[Start of Listing]

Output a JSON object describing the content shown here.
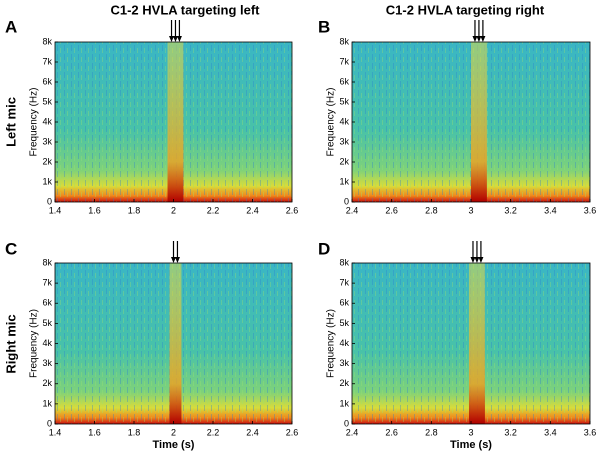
{
  "column_titles": [
    "C1-2 HVLA targeting left",
    "C1-2 HVLA targeting right"
  ],
  "row_labels": [
    "Left mic",
    "Right mic"
  ],
  "chart_data": [
    {
      "type": "spectrogram",
      "panel": "A",
      "ylabel": "Frequency (Hz)",
      "xlim": [
        1.4,
        2.6
      ],
      "xticks": [
        1.4,
        1.6,
        1.8,
        2,
        2.2,
        2.4,
        2.6
      ],
      "ylim": [
        0,
        8000
      ],
      "yticks": [
        0,
        {
          "value": 1000,
          "label": "1k"
        },
        {
          "value": 2000,
          "label": "2k"
        },
        {
          "value": 3000,
          "label": "3k"
        },
        {
          "value": 4000,
          "label": "4k"
        },
        {
          "value": 5000,
          "label": "5k"
        },
        {
          "value": 6000,
          "label": "6k"
        },
        {
          "value": 7000,
          "label": "7k"
        },
        {
          "value": 8000,
          "label": "8k"
        }
      ],
      "arrows": [
        1.99,
        2.01,
        2.03
      ]
    },
    {
      "type": "spectrogram",
      "panel": "B",
      "ylabel": "Frequency (Hz)",
      "xlim": [
        2.4,
        3.6
      ],
      "xticks": [
        2.4,
        2.6,
        2.8,
        3,
        3.2,
        3.4,
        3.6
      ],
      "ylim": [
        0,
        8000
      ],
      "yticks": [
        0,
        {
          "value": 1000,
          "label": "1k"
        },
        {
          "value": 2000,
          "label": "2k"
        },
        {
          "value": 3000,
          "label": "3k"
        },
        {
          "value": 4000,
          "label": "4k"
        },
        {
          "value": 5000,
          "label": "5k"
        },
        {
          "value": 6000,
          "label": "6k"
        },
        {
          "value": 7000,
          "label": "7k"
        },
        {
          "value": 8000,
          "label": "8k"
        }
      ],
      "arrows": [
        3.02,
        3.04,
        3.06
      ]
    },
    {
      "type": "spectrogram",
      "panel": "C",
      "ylabel": "Frequency (Hz)",
      "xlabel": "Time (s)",
      "xlim": [
        1.4,
        2.6
      ],
      "xticks": [
        1.4,
        1.6,
        1.8,
        2,
        2.2,
        2.4,
        2.6
      ],
      "ylim": [
        0,
        8000
      ],
      "yticks": [
        0,
        {
          "value": 1000,
          "label": "1k"
        },
        {
          "value": 2000,
          "label": "2k"
        },
        {
          "value": 3000,
          "label": "3k"
        },
        {
          "value": 4000,
          "label": "4k"
        },
        {
          "value": 5000,
          "label": "5k"
        },
        {
          "value": 6000,
          "label": "6k"
        },
        {
          "value": 7000,
          "label": "7k"
        },
        {
          "value": 8000,
          "label": "8k"
        }
      ],
      "arrows": [
        2.0,
        2.02
      ]
    },
    {
      "type": "spectrogram",
      "panel": "D",
      "ylabel": "Frequency (Hz)",
      "xlabel": "Time (s)",
      "xlim": [
        2.4,
        3.6
      ],
      "xticks": [
        2.4,
        2.6,
        2.8,
        3,
        3.2,
        3.4,
        3.6
      ],
      "ylim": [
        0,
        8000
      ],
      "yticks": [
        0,
        {
          "value": 1000,
          "label": "1k"
        },
        {
          "value": 2000,
          "label": "2k"
        },
        {
          "value": 3000,
          "label": "3k"
        },
        {
          "value": 4000,
          "label": "4k"
        },
        {
          "value": 5000,
          "label": "5k"
        },
        {
          "value": 6000,
          "label": "6k"
        },
        {
          "value": 7000,
          "label": "7k"
        },
        {
          "value": 8000,
          "label": "8k"
        }
      ],
      "arrows": [
        3.01,
        3.03,
        3.05
      ]
    }
  ]
}
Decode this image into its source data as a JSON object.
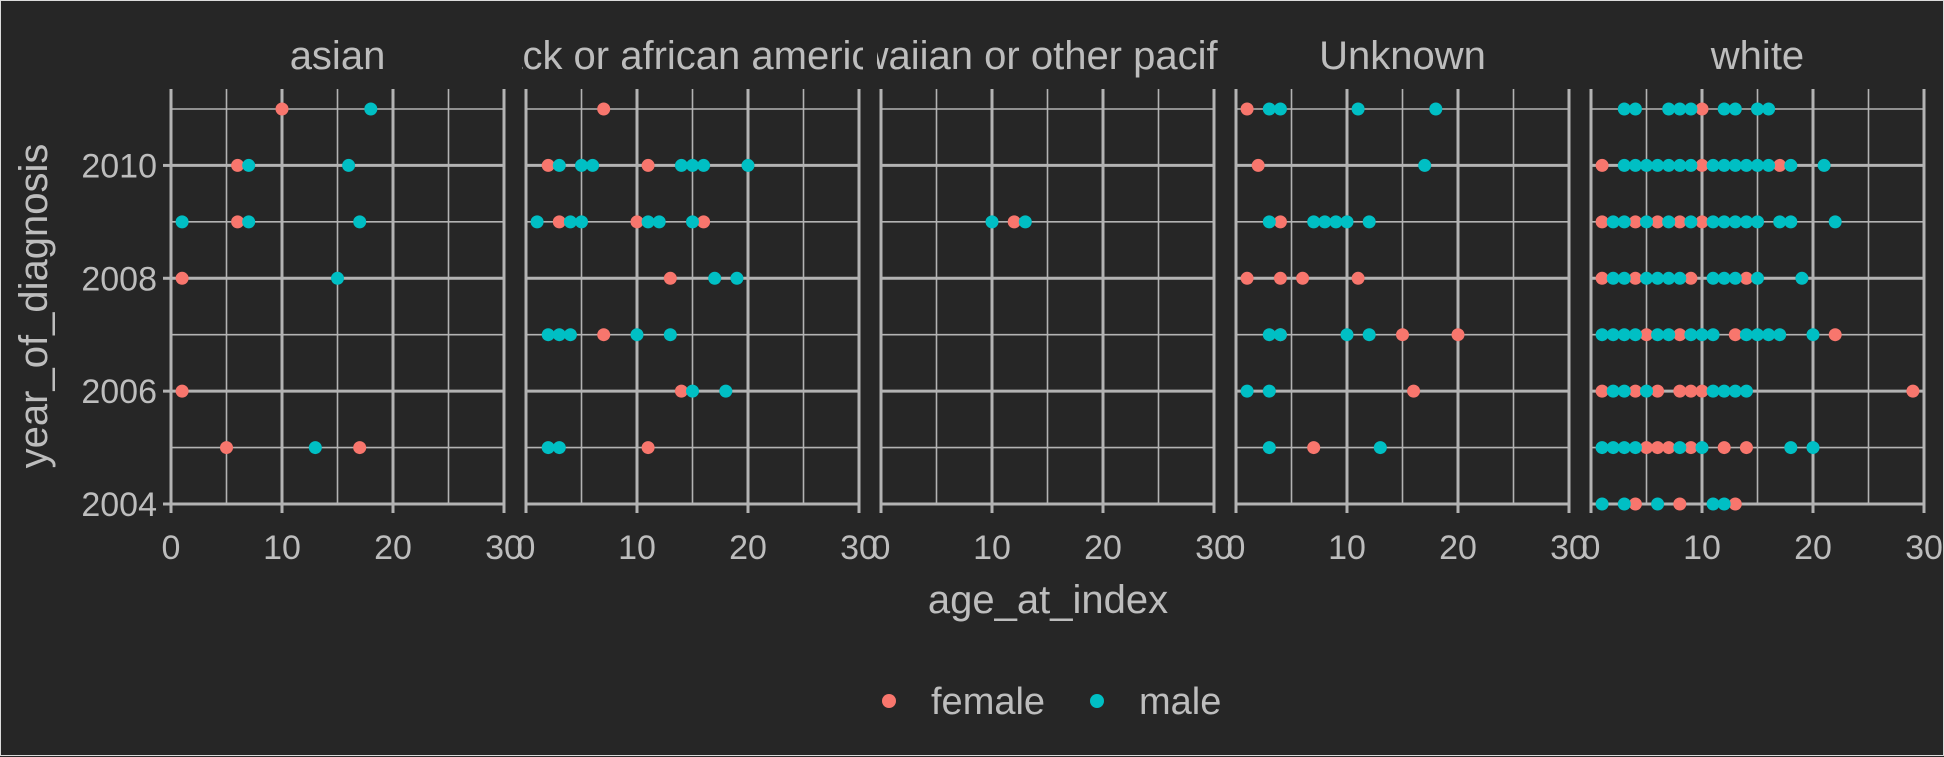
{
  "chart_data": {
    "type": "scatter",
    "facet_by": "race",
    "panels": [
      {
        "title": "asian",
        "female": [
          [
            10,
            2011
          ],
          [
            6,
            2010
          ],
          [
            6,
            2009
          ],
          [
            1,
            2008
          ],
          [
            1,
            2006
          ],
          [
            5,
            2005
          ],
          [
            17,
            2005
          ]
        ],
        "male": [
          [
            18,
            2011
          ],
          [
            7,
            2010
          ],
          [
            16,
            2010
          ],
          [
            1,
            2009
          ],
          [
            7,
            2009
          ],
          [
            17,
            2009
          ],
          [
            15,
            2008
          ],
          [
            13,
            2005
          ]
        ]
      },
      {
        "title": "black or african american",
        "female": [
          [
            7,
            2011
          ],
          [
            2,
            2010
          ],
          [
            11,
            2010
          ],
          [
            3,
            2009
          ],
          [
            10,
            2009
          ],
          [
            16,
            2009
          ],
          [
            13,
            2008
          ],
          [
            7,
            2007
          ],
          [
            14,
            2006
          ],
          [
            11,
            2005
          ]
        ],
        "male": [
          [
            3,
            2010
          ],
          [
            5,
            2010
          ],
          [
            6,
            2010
          ],
          [
            14,
            2010
          ],
          [
            15,
            2010
          ],
          [
            16,
            2010
          ],
          [
            20,
            2010
          ],
          [
            1,
            2009
          ],
          [
            4,
            2009
          ],
          [
            5,
            2009
          ],
          [
            11,
            2009
          ],
          [
            12,
            2009
          ],
          [
            15,
            2009
          ],
          [
            17,
            2008
          ],
          [
            19,
            2008
          ],
          [
            2,
            2007
          ],
          [
            3,
            2007
          ],
          [
            4,
            2007
          ],
          [
            10,
            2007
          ],
          [
            13,
            2007
          ],
          [
            15,
            2006
          ],
          [
            18,
            2006
          ],
          [
            2,
            2005
          ],
          [
            3,
            2005
          ]
        ]
      },
      {
        "title": "native hawaiian or other pacific islander",
        "female": [
          [
            12,
            2009
          ]
        ],
        "male": [
          [
            10,
            2009
          ],
          [
            13,
            2009
          ]
        ]
      },
      {
        "title": "Unknown",
        "female": [
          [
            1,
            2011
          ],
          [
            2,
            2010
          ],
          [
            4,
            2009
          ],
          [
            1,
            2008
          ],
          [
            4,
            2008
          ],
          [
            6,
            2008
          ],
          [
            11,
            2008
          ],
          [
            4,
            2007
          ],
          [
            15,
            2007
          ],
          [
            20,
            2007
          ],
          [
            16,
            2006
          ],
          [
            7,
            2005
          ]
        ],
        "male": [
          [
            3,
            2011
          ],
          [
            4,
            2011
          ],
          [
            11,
            2011
          ],
          [
            18,
            2011
          ],
          [
            17,
            2010
          ],
          [
            3,
            2009
          ],
          [
            7,
            2009
          ],
          [
            8,
            2009
          ],
          [
            9,
            2009
          ],
          [
            10,
            2009
          ],
          [
            12,
            2009
          ],
          [
            3,
            2007
          ],
          [
            4,
            2007
          ],
          [
            10,
            2007
          ],
          [
            12,
            2007
          ],
          [
            1,
            2006
          ],
          [
            3,
            2006
          ],
          [
            3,
            2005
          ],
          [
            13,
            2005
          ]
        ]
      },
      {
        "title": "white",
        "female": [
          [
            10,
            2011
          ],
          [
            1,
            2010
          ],
          [
            10,
            2010
          ],
          [
            17,
            2010
          ],
          [
            1,
            2009
          ],
          [
            4,
            2009
          ],
          [
            6,
            2009
          ],
          [
            8,
            2009
          ],
          [
            10,
            2009
          ],
          [
            1,
            2008
          ],
          [
            4,
            2008
          ],
          [
            9,
            2008
          ],
          [
            14,
            2008
          ],
          [
            5,
            2007
          ],
          [
            8,
            2007
          ],
          [
            13,
            2007
          ],
          [
            22,
            2007
          ],
          [
            1,
            2006
          ],
          [
            4,
            2006
          ],
          [
            6,
            2006
          ],
          [
            8,
            2006
          ],
          [
            9,
            2006
          ],
          [
            10,
            2006
          ],
          [
            29,
            2006
          ],
          [
            5,
            2005
          ],
          [
            6,
            2005
          ],
          [
            7,
            2005
          ],
          [
            9,
            2005
          ],
          [
            12,
            2005
          ],
          [
            14,
            2005
          ],
          [
            4,
            2004
          ],
          [
            8,
            2004
          ],
          [
            13,
            2004
          ]
        ],
        "male": [
          [
            3,
            2011
          ],
          [
            4,
            2011
          ],
          [
            7,
            2011
          ],
          [
            8,
            2011
          ],
          [
            9,
            2011
          ],
          [
            12,
            2011
          ],
          [
            13,
            2011
          ],
          [
            15,
            2011
          ],
          [
            16,
            2011
          ],
          [
            3,
            2010
          ],
          [
            4,
            2010
          ],
          [
            5,
            2010
          ],
          [
            6,
            2010
          ],
          [
            7,
            2010
          ],
          [
            8,
            2010
          ],
          [
            9,
            2010
          ],
          [
            11,
            2010
          ],
          [
            12,
            2010
          ],
          [
            13,
            2010
          ],
          [
            14,
            2010
          ],
          [
            15,
            2010
          ],
          [
            16,
            2010
          ],
          [
            18,
            2010
          ],
          [
            21,
            2010
          ],
          [
            2,
            2009
          ],
          [
            3,
            2009
          ],
          [
            5,
            2009
          ],
          [
            7,
            2009
          ],
          [
            9,
            2009
          ],
          [
            11,
            2009
          ],
          [
            12,
            2009
          ],
          [
            13,
            2009
          ],
          [
            14,
            2009
          ],
          [
            15,
            2009
          ],
          [
            17,
            2009
          ],
          [
            18,
            2009
          ],
          [
            22,
            2009
          ],
          [
            2,
            2008
          ],
          [
            3,
            2008
          ],
          [
            5,
            2008
          ],
          [
            6,
            2008
          ],
          [
            7,
            2008
          ],
          [
            8,
            2008
          ],
          [
            11,
            2008
          ],
          [
            12,
            2008
          ],
          [
            13,
            2008
          ],
          [
            15,
            2008
          ],
          [
            19,
            2008
          ],
          [
            1,
            2007
          ],
          [
            2,
            2007
          ],
          [
            3,
            2007
          ],
          [
            4,
            2007
          ],
          [
            6,
            2007
          ],
          [
            7,
            2007
          ],
          [
            9,
            2007
          ],
          [
            10,
            2007
          ],
          [
            11,
            2007
          ],
          [
            14,
            2007
          ],
          [
            15,
            2007
          ],
          [
            16,
            2007
          ],
          [
            17,
            2007
          ],
          [
            20,
            2007
          ],
          [
            2,
            2006
          ],
          [
            3,
            2006
          ],
          [
            5,
            2006
          ],
          [
            11,
            2006
          ],
          [
            12,
            2006
          ],
          [
            13,
            2006
          ],
          [
            14,
            2006
          ],
          [
            1,
            2005
          ],
          [
            2,
            2005
          ],
          [
            3,
            2005
          ],
          [
            4,
            2005
          ],
          [
            8,
            2005
          ],
          [
            10,
            2005
          ],
          [
            18,
            2005
          ],
          [
            20,
            2005
          ],
          [
            1,
            2004
          ],
          [
            3,
            2004
          ],
          [
            6,
            2004
          ],
          [
            11,
            2004
          ],
          [
            12,
            2004
          ]
        ]
      }
    ],
    "xlabel": "age_at_index",
    "ylabel": "year_of_diagnosis",
    "xlim": [
      0,
      30
    ],
    "ylim": [
      2004,
      2011.5
    ],
    "x_ticks": [
      0,
      10,
      20,
      30
    ],
    "y_ticks": [
      2004,
      2006,
      2008,
      2010
    ],
    "legend": {
      "placement": "bottom",
      "entries": [
        {
          "label": "female",
          "color": "#f8766d"
        },
        {
          "label": "male",
          "color": "#00bfc4"
        }
      ]
    },
    "colors": {
      "female": "#f8766d",
      "male": "#00bfc4",
      "background": "#262626",
      "grid": "#b3b3b3",
      "text": "#bdbdbd"
    },
    "grid": true
  }
}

[End of Listing]

Copy each line of the data above that holds "targeting".

» **Answer to the problem**
    "C1-2 HVLA targeting left",
    "C1-2 HVLA targeting right"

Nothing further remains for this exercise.